═════ DATASET EXCERPTS ═════

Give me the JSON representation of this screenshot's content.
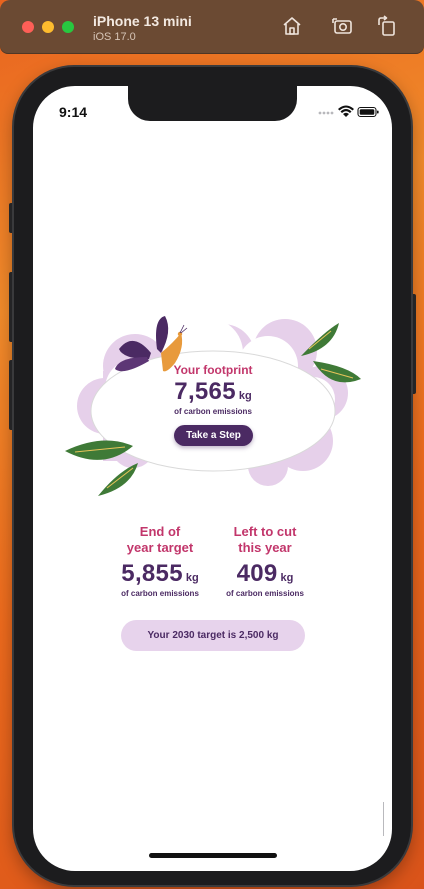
{
  "simulator": {
    "device_name": "iPhone 13 mini",
    "os_version": "iOS 17.0",
    "toolbar_icons": [
      "home-icon",
      "screenshot-icon",
      "rotate-icon"
    ]
  },
  "status_bar": {
    "time": "9:14"
  },
  "footprint": {
    "label": "Your footprint",
    "value": "7,565",
    "unit": "kg",
    "sub": "of carbon emissions",
    "button_label": "Take a Step"
  },
  "stats": [
    {
      "title_line1": "End of",
      "title_line2": "year target",
      "value": "5,855",
      "unit": "kg",
      "sub": "of carbon emissions"
    },
    {
      "title_line1": "Left to cut",
      "title_line2": "this year",
      "value": "409",
      "unit": "kg",
      "sub": "of carbon emissions"
    }
  ],
  "target_pill": "Your 2030 target is 2,500 kg",
  "colors": {
    "accent_pink": "#c2366b",
    "primary_purple": "#4b2a63",
    "pill_lavender": "#e7d3ec",
    "cloud_lavender": "#e6d0ea",
    "leaf_green": "#3f7a37",
    "butterfly_orange": "#e89a3c"
  }
}
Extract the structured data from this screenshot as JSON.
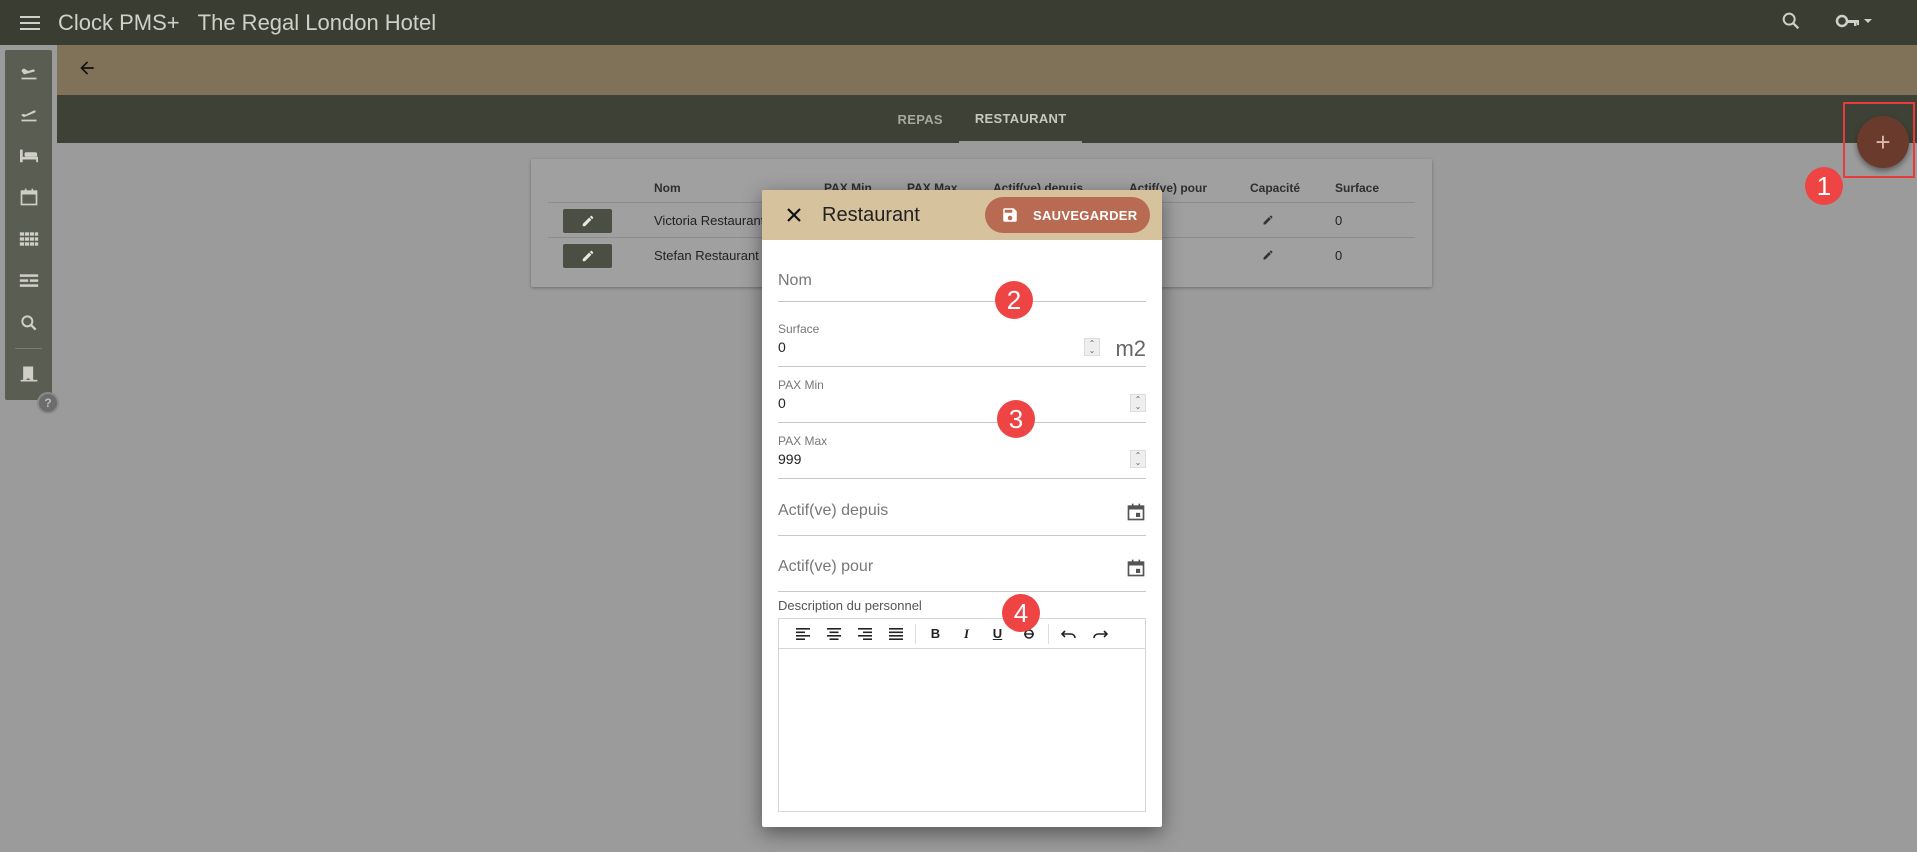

═════

**WHAT IS REQUIRED:** Within the entries above, how many lines contain "year"? Respond with the number only.

**WRITTEN ANSWER:** 2